══ FRAGMENTO ══

El mundo en general y Europa en particular viven un momento muy especial, caracterizado por la división y por la duda. Bien es verdad que momentos difíciles como este se han vivido con anterioridad en la historia reciente, pero en pocas ocasiones como esta han aflorado ciertas sensibilidades cuya activación está contribuyendo a poner en entredicho buena parte de aquello que nos parecía fundamental y, por tanto, inamovible.
Hablo de Europa, no solo porque vivo aquí y es este el continente que han elegido mis hijos para crecer y desarrollarse, sino también porque hace casi treinta años busqué y encontré en la Europa unida un espacio de libertad y de progreso que me permitiera comprender mejor el mundo, sin dogmatismos ni ataduras políticas o intelectuales.
Es precisamente por estas razones que considero muy preocupante y amenazador este nuevo contexto en el que afloran las diferencias y los egoísmos nacionales parecen más importantes que todo aquello que nos vincula y nos une con el resto del mundo. Un contexto en el que las democracias que hemos conocido durante décadas parecen haber optado -algunas más que otras- por una fascinación iliberal que es a primera vista inexplicable, pero que en general está vinculada con la emergencia de grandes potencias autoritarias que intentan imponer su hegemonía en el mundo en base a la restricción más o menos controlada de las libertades, ya sean políticas o económicas, y que tienen en común el rechazo al multilateralismo.

═══

## EL EJERCICIO
¿Puedes reproducir sin cambios el pasaje del texto sobre Europa que empieza con "El mundo en general" y continúa hasta "por tanto, inamovible."?

══ MATERIAL EXTRAÍDO ══

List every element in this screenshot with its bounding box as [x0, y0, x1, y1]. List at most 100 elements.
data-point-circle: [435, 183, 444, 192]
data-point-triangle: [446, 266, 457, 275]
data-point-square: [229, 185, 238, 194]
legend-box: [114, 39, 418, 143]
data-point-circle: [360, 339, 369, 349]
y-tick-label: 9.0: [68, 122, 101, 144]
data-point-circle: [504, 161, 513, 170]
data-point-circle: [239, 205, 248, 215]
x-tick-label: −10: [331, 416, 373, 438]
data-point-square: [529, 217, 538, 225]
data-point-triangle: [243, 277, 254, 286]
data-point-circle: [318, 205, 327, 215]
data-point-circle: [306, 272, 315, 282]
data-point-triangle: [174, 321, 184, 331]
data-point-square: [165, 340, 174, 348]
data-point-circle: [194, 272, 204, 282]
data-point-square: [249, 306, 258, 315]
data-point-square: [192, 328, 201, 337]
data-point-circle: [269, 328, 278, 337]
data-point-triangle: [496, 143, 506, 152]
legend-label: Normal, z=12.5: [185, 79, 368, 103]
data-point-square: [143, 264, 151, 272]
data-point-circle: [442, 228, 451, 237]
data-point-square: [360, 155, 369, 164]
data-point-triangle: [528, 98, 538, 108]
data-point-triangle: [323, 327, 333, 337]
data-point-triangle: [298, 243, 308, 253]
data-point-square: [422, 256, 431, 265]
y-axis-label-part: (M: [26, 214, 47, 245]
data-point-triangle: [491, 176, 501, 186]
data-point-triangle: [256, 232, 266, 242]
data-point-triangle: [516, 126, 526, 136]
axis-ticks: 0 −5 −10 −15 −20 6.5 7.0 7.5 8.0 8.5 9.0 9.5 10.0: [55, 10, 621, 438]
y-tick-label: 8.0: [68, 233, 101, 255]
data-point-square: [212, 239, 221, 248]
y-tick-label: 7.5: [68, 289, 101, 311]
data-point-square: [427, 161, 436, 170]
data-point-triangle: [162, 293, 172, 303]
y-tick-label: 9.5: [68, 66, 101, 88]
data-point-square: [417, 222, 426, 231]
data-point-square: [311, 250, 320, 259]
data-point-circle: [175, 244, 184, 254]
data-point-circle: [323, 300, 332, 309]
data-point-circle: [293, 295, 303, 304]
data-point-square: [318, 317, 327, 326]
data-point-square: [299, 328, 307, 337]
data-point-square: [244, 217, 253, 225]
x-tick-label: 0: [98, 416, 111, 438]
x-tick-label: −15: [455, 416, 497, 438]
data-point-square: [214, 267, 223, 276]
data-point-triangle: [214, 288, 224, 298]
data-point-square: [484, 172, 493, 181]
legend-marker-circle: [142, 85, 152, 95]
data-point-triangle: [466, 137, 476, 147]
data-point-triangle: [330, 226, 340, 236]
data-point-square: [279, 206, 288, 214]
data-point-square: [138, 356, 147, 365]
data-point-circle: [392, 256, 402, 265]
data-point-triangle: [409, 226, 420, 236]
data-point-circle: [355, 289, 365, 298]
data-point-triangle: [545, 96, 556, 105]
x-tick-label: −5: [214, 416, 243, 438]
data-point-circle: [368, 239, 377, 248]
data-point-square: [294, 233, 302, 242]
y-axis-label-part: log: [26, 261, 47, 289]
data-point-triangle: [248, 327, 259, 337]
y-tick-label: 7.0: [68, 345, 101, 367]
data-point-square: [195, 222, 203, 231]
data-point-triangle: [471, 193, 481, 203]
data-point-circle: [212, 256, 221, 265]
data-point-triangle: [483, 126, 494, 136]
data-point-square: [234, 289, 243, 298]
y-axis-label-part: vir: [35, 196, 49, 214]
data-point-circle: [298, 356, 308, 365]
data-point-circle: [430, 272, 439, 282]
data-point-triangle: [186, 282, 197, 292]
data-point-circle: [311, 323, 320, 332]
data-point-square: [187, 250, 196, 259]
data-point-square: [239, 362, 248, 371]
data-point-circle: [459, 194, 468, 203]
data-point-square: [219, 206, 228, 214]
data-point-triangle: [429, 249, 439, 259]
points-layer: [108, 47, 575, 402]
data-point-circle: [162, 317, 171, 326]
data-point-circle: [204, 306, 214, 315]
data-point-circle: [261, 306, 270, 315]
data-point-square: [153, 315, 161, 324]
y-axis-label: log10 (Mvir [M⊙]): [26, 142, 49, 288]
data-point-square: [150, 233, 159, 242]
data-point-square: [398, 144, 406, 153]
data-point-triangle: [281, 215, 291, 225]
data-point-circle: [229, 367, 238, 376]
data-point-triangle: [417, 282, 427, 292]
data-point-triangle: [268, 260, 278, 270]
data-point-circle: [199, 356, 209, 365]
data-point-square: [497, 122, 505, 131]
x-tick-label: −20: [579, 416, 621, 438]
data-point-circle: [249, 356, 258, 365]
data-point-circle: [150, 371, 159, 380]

═══

## RESPUESTA COMPLETA
El mundo en general y Europa en particular viven un momento muy especial, caracterizado por la división y por la duda. Bien es verdad que momentos difíciles como este se han vivido con anterioridad en la historia reciente, pero en pocas ocasiones como esta han aflorado ciertas sensibilidades cuya activación está contribuyendo a poner en entredicho buena parte de aquello que nos parecía fundamental y, por tanto, inamovible.